Entradas de anotación espacial
--
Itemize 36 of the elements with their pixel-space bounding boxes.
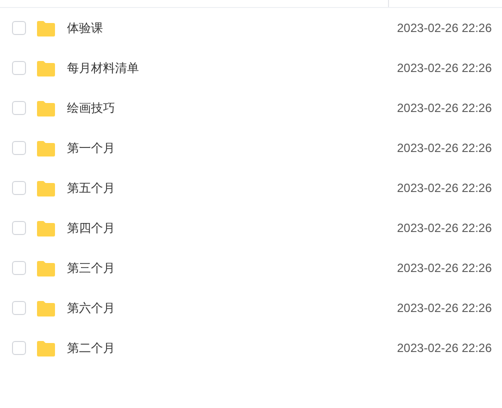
modified-date: 2023-02-26 22:26 — [397, 101, 493, 115]
modified-date: 2023-02-26 22:26 — [397, 261, 493, 275]
modified-date: 2023-02-26 22:26 — [397, 141, 493, 155]
checkbox[interactable] — [12, 261, 26, 275]
folder-icon — [36, 300, 56, 316]
modified-date: 2023-02-26 22:26 — [397, 301, 493, 315]
folder-name[interactable]: 第三个月 — [67, 260, 397, 276]
folder-name[interactable]: 第四个月 — [67, 220, 397, 236]
folder-icon — [36, 100, 56, 116]
modified-date: 2023-02-26 22:26 — [397, 21, 493, 35]
folder-name[interactable]: 第一个月 — [67, 140, 397, 156]
checkbox[interactable] — [12, 21, 26, 35]
modified-date: 2023-02-26 22:26 — [397, 341, 493, 355]
checkbox[interactable] — [12, 181, 26, 195]
folder-icon — [36, 220, 56, 236]
folder-name[interactable]: 体验课 — [67, 20, 397, 36]
modified-date: 2023-02-26 22:26 — [397, 61, 493, 75]
checkbox[interactable] — [12, 61, 26, 75]
folder-name[interactable]: 第六个月 — [67, 300, 397, 316]
folder-name[interactable]: 第二个月 — [67, 340, 397, 356]
folder-icon — [36, 340, 56, 356]
folder-icon — [36, 260, 56, 276]
folder-icon — [36, 20, 56, 36]
folder-name[interactable]: 绘画技巧 — [67, 100, 397, 116]
checkbox[interactable] — [12, 301, 26, 315]
checkbox[interactable] — [12, 141, 26, 155]
modified-date: 2023-02-26 22:26 — [397, 221, 493, 235]
modified-date: 2023-02-26 22:26 — [397, 181, 493, 195]
folder-icon — [36, 60, 56, 76]
checkbox[interactable] — [12, 341, 26, 355]
folder-icon — [36, 180, 56, 196]
folder-name[interactable]: 第五个月 — [67, 180, 397, 196]
checkbox[interactable] — [12, 221, 26, 235]
checkbox[interactable] — [12, 101, 26, 115]
folder-icon — [36, 140, 56, 156]
folder-name[interactable]: 每月材料清单 — [67, 60, 397, 76]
--
= Objetivo =
Copia sin cambios las líneas del material que comienzan en la que contiene "modified-date: 2023-02-26 22:26 — [397, 101, 493, 115]" y siguen hasta la que contiene "folder-name[interactable]: 第三个月 —", ambas incluidas.

= Respuesta a la tarea =
modified-date: 2023-02-26 22:26 — [397, 101, 493, 115]
modified-date: 2023-02-26 22:26 — [397, 261, 493, 275]
modified-date: 2023-02-26 22:26 — [397, 141, 493, 155]
checkbox[interactable] — [12, 261, 26, 275]
folder-icon — [36, 300, 56, 316]
modified-date: 2023-02-26 22:26 — [397, 301, 493, 315]
folder-name[interactable]: 第三个月 — [67, 260, 397, 276]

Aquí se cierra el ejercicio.